## [GIVEN TASK]
Beginning at the line that contains "What data populates", reproduce every line to the end of the material without changing any of them.

## [RECORDS FOR THE TASK]

= = = =

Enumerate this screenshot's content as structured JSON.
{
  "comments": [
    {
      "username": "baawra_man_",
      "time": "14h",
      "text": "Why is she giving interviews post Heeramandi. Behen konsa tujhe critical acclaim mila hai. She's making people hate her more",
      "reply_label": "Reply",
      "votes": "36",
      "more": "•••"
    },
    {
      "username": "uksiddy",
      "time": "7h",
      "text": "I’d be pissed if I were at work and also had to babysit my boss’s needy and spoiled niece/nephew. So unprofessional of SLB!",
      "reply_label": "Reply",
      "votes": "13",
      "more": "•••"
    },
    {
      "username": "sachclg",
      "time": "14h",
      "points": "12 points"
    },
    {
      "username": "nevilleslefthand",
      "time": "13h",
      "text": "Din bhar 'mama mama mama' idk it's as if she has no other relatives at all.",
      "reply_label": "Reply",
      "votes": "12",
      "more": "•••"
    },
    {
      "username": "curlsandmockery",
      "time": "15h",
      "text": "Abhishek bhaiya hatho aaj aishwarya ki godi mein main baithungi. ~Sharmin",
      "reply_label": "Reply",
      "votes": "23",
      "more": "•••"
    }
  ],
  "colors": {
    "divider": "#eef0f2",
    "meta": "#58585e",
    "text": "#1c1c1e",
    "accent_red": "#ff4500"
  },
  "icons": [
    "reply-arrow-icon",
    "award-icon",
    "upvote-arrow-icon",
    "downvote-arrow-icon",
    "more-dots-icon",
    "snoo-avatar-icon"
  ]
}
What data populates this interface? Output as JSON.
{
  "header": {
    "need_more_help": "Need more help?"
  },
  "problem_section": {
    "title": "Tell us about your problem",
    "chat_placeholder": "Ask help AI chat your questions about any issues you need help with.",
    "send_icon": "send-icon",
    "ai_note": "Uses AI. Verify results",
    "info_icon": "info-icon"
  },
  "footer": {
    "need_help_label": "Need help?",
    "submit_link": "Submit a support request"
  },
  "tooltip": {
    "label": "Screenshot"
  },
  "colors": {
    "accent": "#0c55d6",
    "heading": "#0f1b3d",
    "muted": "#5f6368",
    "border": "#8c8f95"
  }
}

= = = =

## [REPLY]
What data populates this interface? Output as JSON.
{
  "header": {
    "need_more_help": "Need more help?"
  },
  "problem_section": {
    "title": "Tell us about your problem",
    "chat_placeholder": "Ask help AI chat your questions about any issues you need help with.",
    "send_icon": "send-icon",
    "ai_note": "Uses AI. Verify results",
    "info_icon": "info-icon"
  },
  "footer": {
    "need_help_label": "Need help?",
    "submit_link": "Submit a support request"
  },
  "tooltip": {
    "label": "Screenshot"
  },
  "colors": {
    "accent": "#0c55d6",
    "heading": "#0f1b3d",
    "muted": "#5f6368",
    "border": "#8c8f95"
  }
}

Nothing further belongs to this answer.